Your answer must consist solely of the number of lines that contain the word "执业编号".

-- START THE RECORDS --

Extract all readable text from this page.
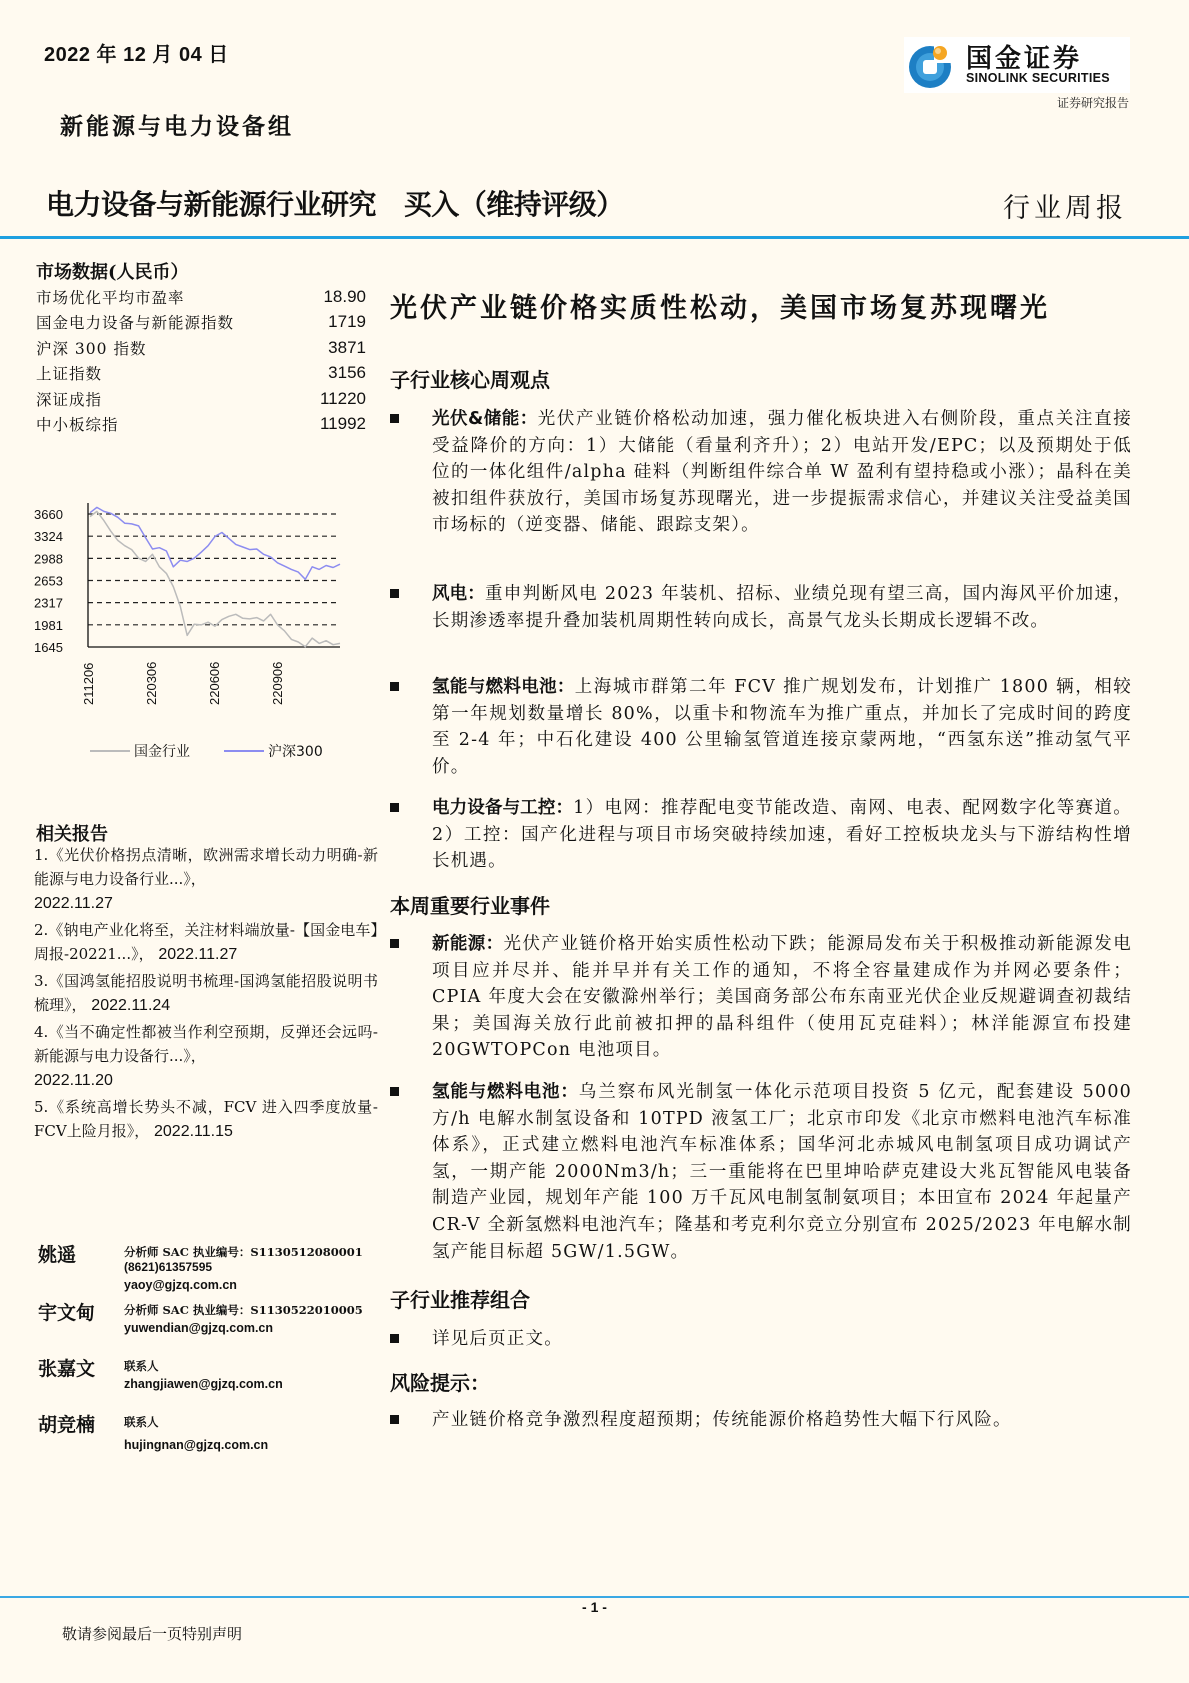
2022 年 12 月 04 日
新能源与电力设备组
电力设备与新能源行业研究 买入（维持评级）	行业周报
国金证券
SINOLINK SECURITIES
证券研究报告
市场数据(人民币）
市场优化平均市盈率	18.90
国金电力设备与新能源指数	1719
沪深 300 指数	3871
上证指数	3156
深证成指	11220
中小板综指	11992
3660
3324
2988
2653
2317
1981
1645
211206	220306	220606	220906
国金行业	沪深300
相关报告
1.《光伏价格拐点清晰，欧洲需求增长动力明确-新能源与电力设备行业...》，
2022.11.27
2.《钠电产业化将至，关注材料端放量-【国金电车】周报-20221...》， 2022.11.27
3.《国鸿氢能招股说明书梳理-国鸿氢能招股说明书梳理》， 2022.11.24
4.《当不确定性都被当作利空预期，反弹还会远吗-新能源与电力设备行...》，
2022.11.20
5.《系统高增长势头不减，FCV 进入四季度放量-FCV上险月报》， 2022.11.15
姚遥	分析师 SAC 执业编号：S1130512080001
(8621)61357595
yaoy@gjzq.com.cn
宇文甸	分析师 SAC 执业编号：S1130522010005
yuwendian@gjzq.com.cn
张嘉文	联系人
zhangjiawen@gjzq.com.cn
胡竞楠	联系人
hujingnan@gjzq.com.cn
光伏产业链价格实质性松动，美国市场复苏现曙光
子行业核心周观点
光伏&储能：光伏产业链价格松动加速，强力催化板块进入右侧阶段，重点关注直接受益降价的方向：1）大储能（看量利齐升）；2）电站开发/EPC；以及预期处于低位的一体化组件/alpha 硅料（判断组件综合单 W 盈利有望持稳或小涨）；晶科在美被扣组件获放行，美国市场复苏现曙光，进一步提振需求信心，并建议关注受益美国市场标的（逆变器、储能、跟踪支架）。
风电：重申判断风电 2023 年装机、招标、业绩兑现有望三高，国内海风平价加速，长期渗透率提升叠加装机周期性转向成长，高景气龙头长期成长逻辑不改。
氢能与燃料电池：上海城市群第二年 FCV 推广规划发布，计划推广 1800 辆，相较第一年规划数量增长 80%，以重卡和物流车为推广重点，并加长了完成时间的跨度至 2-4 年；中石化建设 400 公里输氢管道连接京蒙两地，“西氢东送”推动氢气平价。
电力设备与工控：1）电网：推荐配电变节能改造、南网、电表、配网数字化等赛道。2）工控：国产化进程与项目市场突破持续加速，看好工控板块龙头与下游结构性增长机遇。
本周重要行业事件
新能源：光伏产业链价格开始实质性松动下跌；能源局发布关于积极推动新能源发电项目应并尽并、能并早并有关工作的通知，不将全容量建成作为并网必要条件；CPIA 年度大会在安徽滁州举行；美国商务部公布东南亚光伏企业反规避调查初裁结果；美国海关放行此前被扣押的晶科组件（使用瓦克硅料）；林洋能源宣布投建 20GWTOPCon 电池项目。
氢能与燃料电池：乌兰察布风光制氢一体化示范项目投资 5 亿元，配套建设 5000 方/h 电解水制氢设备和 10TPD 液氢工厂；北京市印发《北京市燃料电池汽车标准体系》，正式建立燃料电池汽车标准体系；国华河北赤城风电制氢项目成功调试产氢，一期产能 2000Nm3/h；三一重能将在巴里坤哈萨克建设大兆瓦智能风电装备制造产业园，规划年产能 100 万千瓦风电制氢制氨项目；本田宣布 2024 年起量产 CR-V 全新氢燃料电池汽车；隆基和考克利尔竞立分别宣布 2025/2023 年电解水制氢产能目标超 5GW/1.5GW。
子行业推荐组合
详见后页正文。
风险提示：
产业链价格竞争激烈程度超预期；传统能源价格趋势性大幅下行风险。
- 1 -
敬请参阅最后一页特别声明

-- END THE RECORDS --
-- START THE RECORDS --

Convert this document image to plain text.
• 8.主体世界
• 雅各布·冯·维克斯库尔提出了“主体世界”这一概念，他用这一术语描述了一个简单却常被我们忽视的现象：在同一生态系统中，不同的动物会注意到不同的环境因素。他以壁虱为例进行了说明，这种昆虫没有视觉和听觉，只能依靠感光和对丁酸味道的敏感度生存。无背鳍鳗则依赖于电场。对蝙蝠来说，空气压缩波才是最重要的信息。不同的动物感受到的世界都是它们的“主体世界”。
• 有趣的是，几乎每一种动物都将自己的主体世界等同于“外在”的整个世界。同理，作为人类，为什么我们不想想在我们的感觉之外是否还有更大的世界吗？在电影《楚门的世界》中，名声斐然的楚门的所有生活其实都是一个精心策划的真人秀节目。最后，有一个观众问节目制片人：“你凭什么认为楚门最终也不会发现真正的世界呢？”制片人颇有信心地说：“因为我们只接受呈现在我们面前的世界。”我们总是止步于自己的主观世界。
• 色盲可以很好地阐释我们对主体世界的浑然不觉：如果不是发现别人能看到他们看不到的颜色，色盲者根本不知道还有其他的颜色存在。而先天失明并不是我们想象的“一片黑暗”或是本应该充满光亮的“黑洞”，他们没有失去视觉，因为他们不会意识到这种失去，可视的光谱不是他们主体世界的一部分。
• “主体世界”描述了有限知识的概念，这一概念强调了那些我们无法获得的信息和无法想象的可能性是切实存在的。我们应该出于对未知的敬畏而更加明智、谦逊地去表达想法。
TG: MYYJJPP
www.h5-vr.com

-- END THE RECORDS --

RESULT OF THIS TASK: 2